### Page excerpt
★ ★ ★ ★ ★

However, at such low tailings concentrations, the area for tailings
impoundment would be exhausted at a higher rate than if the
concentration of tailings were higher. Furthermore, in such prior
processes, excess amounts of water were impounded that may have
otherwise been used in the coal mining or processing processes.
[0010] The present disclosure provides for separation of solids in
a slurry by thickening, flocculation, and filtering by automating
the addition of flocculation agent to the slurry before filtering
thereof.
[0011] Reference throughout this specification to "one embodiment"
or "an embodiment" means that a particular feature, structure, or
characteristic described in connection with the embodiment is
included in at least one embodiment. Thus, the appearances of the
phrases "in one embodiment" or "in an embodiment" in various places
throughout this specification are not necessarily all referring to
the same embodiment. In particular, "an embodiment" may be a
system, an article of manufacture, a method, or a product of a
process.
[0012] The phrases "connected to" and "in communication with" refer
to any form of interaction between two or more components,
including mechanical, electrical, magnetic, and electromagnetic
interaction. Two components may be connected to each other even
though they are not in direct contact with each other and even
though there may be intermediary devices between the two
components.
[0013] In some cases, well-known features, structures, or
operations are not shown or described in detail. Furthermore, the
described features, structures, or operations may be combined in
any suitable manner in one or more embodiments. The components of
the embodiments, as generally described and illustrated in the
figures herein, could be arranged and designed in a wide variety of
different configurations. In addition, the steps of the described
methods do not necessarily need to be executed in any specific
order, or even sequentially, nor need the steps be executed only
once, unless otherwise specified.
[0014] The embodiments of the disclosure are best understood by
reference to the drawings, wherein like parts are designated by
like numerals throughout. In the following description, numerous
details are provided to give a thorough understanding of various
embodiments; however, the embodiments disclosed herein can be
practiced without one or more of the specific details, or with
other methods, components, materials, and the like. In other
instances, well-known structures, materials, or operations are not
shown or described in detail to avoid obscuring aspects of this
disclosure.
[0015] Furthermore, a contractor or other entity may provide, or be
hired to provide, the apparatus and/or method such as those
disclosed in the present specification and shown in the figures.

★ ★ ★ ★ ★

(Spatial layout data)
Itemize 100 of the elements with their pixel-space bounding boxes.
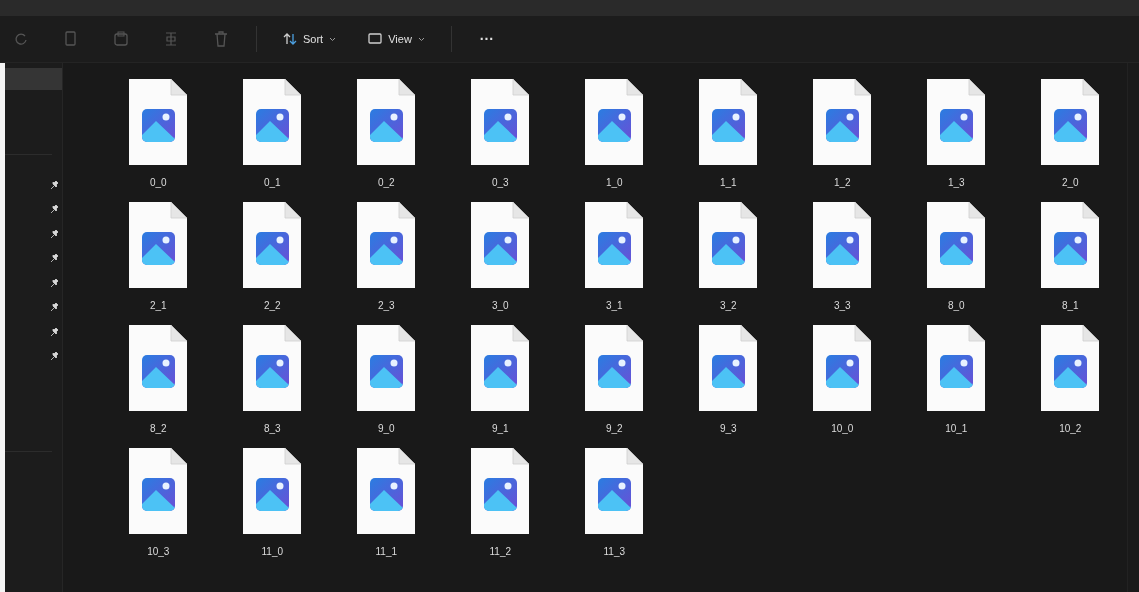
file-name: 0_0	[149, 177, 167, 188]
file-name: 9_0	[377, 423, 395, 434]
file-name: 0_1	[263, 177, 281, 188]
file-item[interactable]: 2_3	[329, 202, 444, 311]
file-name: 0_2	[377, 177, 395, 188]
file-name: 2_3	[377, 300, 395, 311]
image-file-icon	[699, 325, 758, 411]
file-name: 9_3	[719, 423, 737, 434]
file-item[interactable]: 3_1	[557, 202, 672, 311]
view-icon	[368, 33, 383, 45]
file-item[interactable]: 3_2	[671, 202, 786, 311]
file-item[interactable]: 10_0	[785, 325, 900, 434]
copy-icon	[64, 31, 78, 47]
file-name: 2_0	[1061, 177, 1079, 188]
pin-icon[interactable]	[50, 327, 60, 337]
pin-icon[interactable]	[50, 254, 60, 264]
file-name: 1_1	[719, 177, 737, 188]
image-file-icon	[471, 202, 530, 288]
file-name: 8_0	[947, 300, 965, 311]
image-file-icon	[129, 79, 188, 165]
image-file-icon	[813, 79, 872, 165]
file-item[interactable]: 3_3	[785, 202, 900, 311]
image-file-icon	[699, 79, 758, 165]
file-item[interactable]: 9_0	[329, 325, 444, 434]
image-file-icon	[1041, 79, 1100, 165]
file-name: 9_1	[491, 423, 509, 434]
image-file-icon	[243, 325, 302, 411]
file-item[interactable]: 10_3	[101, 448, 216, 557]
image-file-icon	[357, 448, 416, 534]
file-item[interactable]: 1_2	[785, 79, 900, 188]
file-item[interactable]: 11_3	[557, 448, 672, 557]
file-item[interactable]: 0_3	[443, 79, 558, 188]
pin-icon[interactable]	[50, 229, 60, 239]
image-file-icon	[927, 79, 986, 165]
file-name: 11_2	[489, 546, 512, 557]
file-name: 0_3	[491, 177, 509, 188]
pin-icon[interactable]	[50, 205, 60, 215]
file-item[interactable]: 8_0	[899, 202, 1014, 311]
file-item[interactable]: 0_2	[329, 79, 444, 188]
image-file-icon	[129, 325, 188, 411]
file-name: 11_3	[603, 546, 626, 557]
file-item[interactable]: 8_1	[1013, 202, 1128, 311]
sort-button[interactable]: Sort	[277, 28, 343, 50]
file-item[interactable]: 2_0	[1013, 79, 1128, 188]
pin-icon[interactable]	[50, 352, 60, 362]
file-item[interactable]: 3_0	[443, 202, 558, 311]
file-item[interactable]: 9_1	[443, 325, 558, 434]
file-item[interactable]: 2_1	[101, 202, 216, 311]
file-item[interactable]: 2_2	[215, 202, 330, 311]
image-file-icon	[699, 202, 758, 288]
file-item[interactable]: 1_3	[899, 79, 1014, 188]
view-button[interactable]: View	[362, 29, 431, 49]
file-item[interactable]: 10_2	[1013, 325, 1128, 434]
image-file-icon	[471, 79, 530, 165]
caret-icon	[329, 36, 337, 42]
file-item[interactable]: 10_1	[899, 325, 1014, 434]
image-file-icon	[1041, 202, 1100, 288]
file-item[interactable]: 9_2	[557, 325, 672, 434]
file-name: 8_2	[149, 423, 167, 434]
image-file-icon	[129, 448, 188, 534]
file-item[interactable]: 8_3	[215, 325, 330, 434]
image-file-icon	[813, 202, 872, 288]
image-file-icon	[357, 202, 416, 288]
file-item[interactable]: 11_1	[329, 448, 444, 557]
image-file-icon	[243, 202, 302, 288]
file-item[interactable]: 0_1	[215, 79, 330, 188]
file-item[interactable]: 0_0	[101, 79, 216, 188]
image-file-icon	[585, 202, 644, 288]
image-file-icon	[927, 202, 986, 288]
file-item[interactable]: 9_3	[671, 325, 786, 434]
file-name: 10_3	[147, 546, 170, 557]
file-name: 2_2	[263, 300, 281, 311]
pin-icon[interactable]	[50, 303, 60, 313]
file-item[interactable]: 11_0	[215, 448, 330, 557]
rename-icon	[164, 31, 178, 47]
pin-icon[interactable]	[50, 278, 60, 288]
pin-icon[interactable]	[50, 180, 60, 190]
file-name: 1_3	[947, 177, 965, 188]
file-name: 10_0	[831, 423, 854, 434]
image-file-icon	[927, 325, 986, 411]
more-button[interactable]: ···	[471, 27, 502, 51]
file-name: 10_2	[1059, 423, 1082, 434]
image-file-icon	[357, 79, 416, 165]
caret-icon	[417, 36, 425, 42]
file-item[interactable]: 8_2	[101, 325, 216, 434]
file-item[interactable]: 1_0	[557, 79, 672, 188]
file-item[interactable]: 1_1	[671, 79, 786, 188]
image-file-icon	[471, 448, 530, 534]
file-item[interactable]: 11_2	[443, 448, 558, 557]
file-name: 10_1	[945, 423, 968, 434]
image-file-icon	[585, 79, 644, 165]
trash-icon	[214, 31, 228, 47]
file-name: 3_1	[605, 300, 623, 311]
sort-icon	[283, 32, 297, 46]
file-name: 1_2	[833, 177, 851, 188]
file-name: 1_0	[605, 177, 623, 188]
image-file-icon	[357, 325, 416, 411]
image-file-icon	[471, 325, 530, 411]
file-name: 11_1	[375, 546, 398, 557]
image-file-icon	[243, 79, 302, 165]
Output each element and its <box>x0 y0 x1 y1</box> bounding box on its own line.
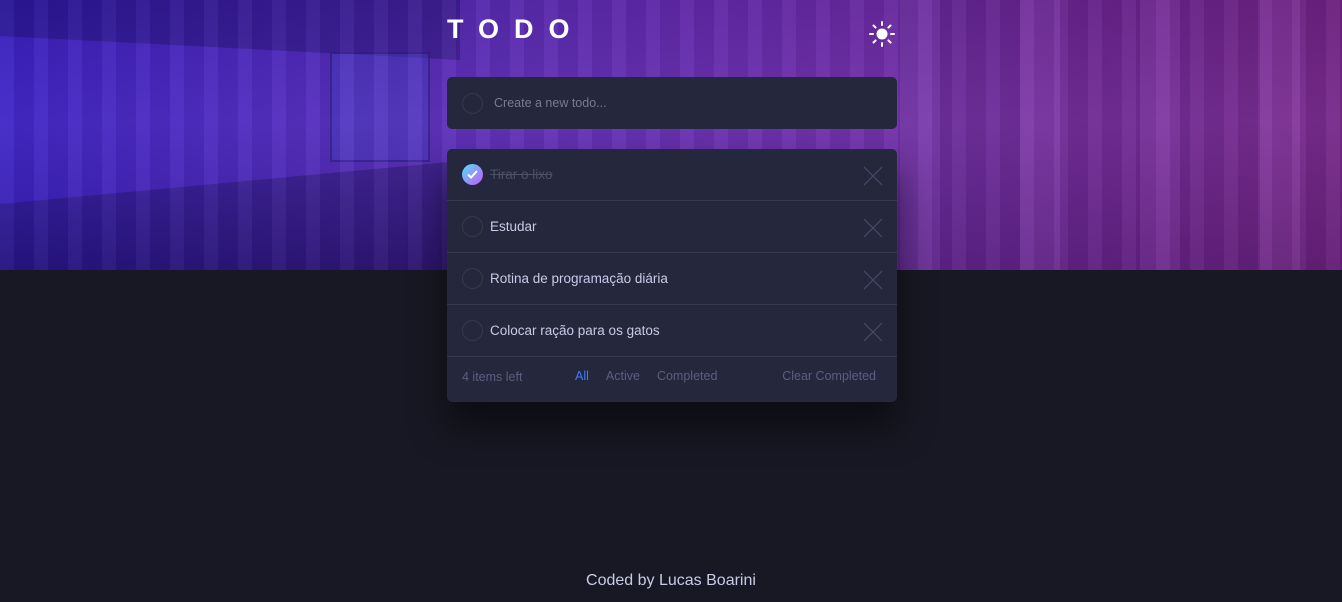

★ ★ ★ ★ ★

Continue the patent text on slurry flocculation and filtering from the point where it stops. The spatial layout data were drawn from a source separate from the patent text on slurry flocculation and filtering.

### Answer to this task
For instance, the contractor may receive a bid request for a
project related to designing a system for feed conditioning
automation or may offer to design such a method and accompanying
system. The contractor may then provide the apparatus and/or method
such as those discussed herein. The contractor may provide such a
method by selling the apparatus and/or method or by offering to
sell the apparatus and/or method, and/or the various accompanying
parts and equipment to be used with and/or for said method. The
contractor may provide a method and/or related equipment that are
configured to meet the design criteria of a client or customer. The
contractor may subcontract the fabrication, delivery, sale, or
installation of a component of, or of any of the devices or of
other devices contemplated for use with the method. The contractor
may also maintain, modify or upgrade the provided devices and their
use within the general method. The contractor may provide such
maintenance or modifications by subcontracting such services or by
directly providing those services.
[0016] FIG. 1 illustrates one embodiment of a system for separating
a slurry. Although various processes and systems may be described
herein as systems for dewatering tailings, unless otherwise
specifically indicated, the processes and systems herein may be
applied to separating a slurry in general. The system 100 for
separating a slurry as illustrated in FIG. 1 generally includes a
thickener 102, a tank 114 or equivalent flocculant storage means, a
mixing chamber 118, and a filter 130 for separating filtrate 140
from dry cake 150. As illustrated in FIG. 1, and as described in
more detail herein, an operator 160 operates certain valves 110,
120 to control the flow rates of a feed slurry 112 and flocculant
116 to mixing chamber 118.
[0017] Thickener 102 receives a slurry from a process, where the
slurry may include solid and liquid phases such as fine coal
tailings and water. The slurry may further include flocculating
agents to assist in a separation of the solid and liquid phases.
Thickener 102 may be a thickener, paste thickener, settling tank,
clarifier, stack clarifier, deep-cone paste thickener,
superthickener, caisson thickener, traction thickener,
sedimentation system, or the like. Thickener 102 may be configured
to concentrate solids into a slurry 112 that includes a higher
concentration of solids than in the influent slurry to the
thickener 102. Slurry 112 may include from around 1% to around 50%
solids; and more particularly from around 10% to around 40% solids;
and even more particularly, around 30% solids, without
limitation.
[0018] Slurry 112 may be removed from the thickener 102 using, for
example, gravity or, as illustrated, pump 104. Slurry 112 may be
transferred to a mixing chamber 118 from valve 110. Valve 110 may
be a flow control valve 110 where a flow rate through the valve 110
may be controlled. As illustrated in FIG. 1, an operator 160 may
control the valve 110. Further, the mixing chamber 118 may be any
chamber capable of mixing the flocculant 116 and the slurry 112.
Mixing chamber 118 may be converging pipes, agitated mixing
chamber, a chamber with an impeller, a passive mixing chamber, a
pipe, or the like.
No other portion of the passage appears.